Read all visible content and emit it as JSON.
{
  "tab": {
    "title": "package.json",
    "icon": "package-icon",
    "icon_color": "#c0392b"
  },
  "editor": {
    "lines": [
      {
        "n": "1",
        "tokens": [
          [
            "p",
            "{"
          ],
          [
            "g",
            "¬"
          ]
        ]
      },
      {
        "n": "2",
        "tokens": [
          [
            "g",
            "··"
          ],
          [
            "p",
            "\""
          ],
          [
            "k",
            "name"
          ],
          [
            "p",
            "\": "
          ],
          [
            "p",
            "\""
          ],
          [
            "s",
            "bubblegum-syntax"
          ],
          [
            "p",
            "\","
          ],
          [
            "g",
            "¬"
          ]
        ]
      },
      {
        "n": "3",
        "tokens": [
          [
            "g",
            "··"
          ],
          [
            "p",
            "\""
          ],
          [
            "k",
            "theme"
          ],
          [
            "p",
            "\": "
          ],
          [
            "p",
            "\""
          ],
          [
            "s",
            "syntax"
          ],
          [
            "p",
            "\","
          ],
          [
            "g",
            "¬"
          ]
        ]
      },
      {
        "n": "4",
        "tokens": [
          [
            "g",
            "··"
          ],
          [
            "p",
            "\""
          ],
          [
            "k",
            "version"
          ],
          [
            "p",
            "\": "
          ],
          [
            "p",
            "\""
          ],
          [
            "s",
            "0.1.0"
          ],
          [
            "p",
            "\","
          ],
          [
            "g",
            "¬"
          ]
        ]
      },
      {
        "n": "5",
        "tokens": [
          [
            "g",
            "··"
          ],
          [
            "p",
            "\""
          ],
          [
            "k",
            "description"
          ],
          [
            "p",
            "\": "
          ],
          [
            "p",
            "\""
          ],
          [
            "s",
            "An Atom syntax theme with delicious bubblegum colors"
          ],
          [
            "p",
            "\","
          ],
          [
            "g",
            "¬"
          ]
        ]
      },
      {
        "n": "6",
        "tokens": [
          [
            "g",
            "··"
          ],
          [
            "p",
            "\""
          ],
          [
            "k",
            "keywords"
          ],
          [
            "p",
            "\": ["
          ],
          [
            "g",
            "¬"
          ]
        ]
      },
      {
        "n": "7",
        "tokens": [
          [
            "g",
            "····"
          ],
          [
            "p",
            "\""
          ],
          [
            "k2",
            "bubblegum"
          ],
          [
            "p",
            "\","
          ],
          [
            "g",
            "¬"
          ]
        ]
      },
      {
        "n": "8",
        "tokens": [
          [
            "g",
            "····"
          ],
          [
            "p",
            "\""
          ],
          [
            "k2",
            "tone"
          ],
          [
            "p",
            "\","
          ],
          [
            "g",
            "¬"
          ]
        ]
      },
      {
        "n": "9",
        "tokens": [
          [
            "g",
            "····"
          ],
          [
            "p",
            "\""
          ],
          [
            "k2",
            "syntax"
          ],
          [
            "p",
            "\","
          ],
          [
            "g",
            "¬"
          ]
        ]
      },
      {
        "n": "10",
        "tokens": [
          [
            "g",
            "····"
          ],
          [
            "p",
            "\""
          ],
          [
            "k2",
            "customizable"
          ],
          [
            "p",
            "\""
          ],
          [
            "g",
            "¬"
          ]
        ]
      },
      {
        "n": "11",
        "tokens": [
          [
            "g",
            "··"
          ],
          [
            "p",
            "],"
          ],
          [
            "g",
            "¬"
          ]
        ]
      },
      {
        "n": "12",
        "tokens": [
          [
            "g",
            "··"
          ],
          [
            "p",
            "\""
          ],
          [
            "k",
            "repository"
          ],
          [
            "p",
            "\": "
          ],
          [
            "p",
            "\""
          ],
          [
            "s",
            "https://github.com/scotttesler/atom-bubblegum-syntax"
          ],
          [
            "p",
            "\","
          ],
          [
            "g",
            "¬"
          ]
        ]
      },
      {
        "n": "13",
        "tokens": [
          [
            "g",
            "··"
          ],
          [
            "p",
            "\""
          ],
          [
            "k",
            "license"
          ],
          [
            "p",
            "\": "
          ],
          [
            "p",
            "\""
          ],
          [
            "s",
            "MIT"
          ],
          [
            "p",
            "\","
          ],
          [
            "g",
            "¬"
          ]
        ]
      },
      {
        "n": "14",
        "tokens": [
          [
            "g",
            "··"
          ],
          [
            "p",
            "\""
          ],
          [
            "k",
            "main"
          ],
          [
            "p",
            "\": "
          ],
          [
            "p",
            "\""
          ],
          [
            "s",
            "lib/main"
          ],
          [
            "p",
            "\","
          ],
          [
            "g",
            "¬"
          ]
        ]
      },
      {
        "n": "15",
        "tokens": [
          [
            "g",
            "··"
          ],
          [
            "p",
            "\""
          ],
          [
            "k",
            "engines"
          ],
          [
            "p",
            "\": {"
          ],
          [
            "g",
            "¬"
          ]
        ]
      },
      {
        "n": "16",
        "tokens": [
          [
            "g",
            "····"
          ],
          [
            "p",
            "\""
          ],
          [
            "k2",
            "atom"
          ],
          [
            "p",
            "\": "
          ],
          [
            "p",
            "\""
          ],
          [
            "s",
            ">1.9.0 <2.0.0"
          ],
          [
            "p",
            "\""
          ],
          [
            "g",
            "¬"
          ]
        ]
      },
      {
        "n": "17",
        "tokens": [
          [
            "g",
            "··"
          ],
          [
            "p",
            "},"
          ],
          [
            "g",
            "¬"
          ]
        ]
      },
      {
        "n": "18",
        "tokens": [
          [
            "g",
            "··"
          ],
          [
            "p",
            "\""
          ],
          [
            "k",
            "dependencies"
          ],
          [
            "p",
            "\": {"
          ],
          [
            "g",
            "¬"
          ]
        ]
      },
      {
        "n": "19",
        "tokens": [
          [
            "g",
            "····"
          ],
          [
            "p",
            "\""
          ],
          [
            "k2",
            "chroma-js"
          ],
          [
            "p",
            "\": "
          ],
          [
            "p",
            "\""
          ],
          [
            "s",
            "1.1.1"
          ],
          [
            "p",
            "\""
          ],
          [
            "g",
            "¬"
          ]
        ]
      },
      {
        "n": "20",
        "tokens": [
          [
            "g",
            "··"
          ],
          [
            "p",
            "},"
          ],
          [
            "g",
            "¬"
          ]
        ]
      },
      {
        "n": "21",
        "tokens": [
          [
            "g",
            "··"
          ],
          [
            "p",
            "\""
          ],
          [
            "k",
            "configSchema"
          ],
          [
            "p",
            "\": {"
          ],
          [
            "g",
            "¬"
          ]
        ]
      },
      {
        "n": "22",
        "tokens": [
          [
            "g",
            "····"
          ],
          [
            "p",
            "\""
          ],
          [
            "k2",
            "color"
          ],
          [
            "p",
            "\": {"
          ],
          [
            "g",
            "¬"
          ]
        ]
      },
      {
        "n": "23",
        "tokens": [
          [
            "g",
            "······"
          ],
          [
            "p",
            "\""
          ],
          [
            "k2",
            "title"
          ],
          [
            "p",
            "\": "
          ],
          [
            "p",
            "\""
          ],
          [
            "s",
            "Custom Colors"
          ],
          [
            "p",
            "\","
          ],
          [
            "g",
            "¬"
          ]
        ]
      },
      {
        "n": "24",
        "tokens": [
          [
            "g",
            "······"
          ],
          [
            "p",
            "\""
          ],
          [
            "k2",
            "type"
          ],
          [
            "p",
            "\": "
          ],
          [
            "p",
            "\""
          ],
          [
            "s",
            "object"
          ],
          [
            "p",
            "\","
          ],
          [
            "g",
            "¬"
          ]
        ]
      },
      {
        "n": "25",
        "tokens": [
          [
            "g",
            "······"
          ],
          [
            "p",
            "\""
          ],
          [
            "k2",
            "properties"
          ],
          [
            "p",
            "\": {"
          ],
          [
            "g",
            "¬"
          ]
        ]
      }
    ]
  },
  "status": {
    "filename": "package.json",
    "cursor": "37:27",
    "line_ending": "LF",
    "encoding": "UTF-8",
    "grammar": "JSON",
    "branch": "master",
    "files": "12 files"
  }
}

» **Written request**: Identify the lines above with the word "bubblegum". Copy them.

» **Expected answer**:
            "bubblegum-syntax"
            "An Atom syntax theme with delicious bubblegum colors"
            "bubblegum"
            "https://github.com/scotttesler/atom-bubblegum-syntax"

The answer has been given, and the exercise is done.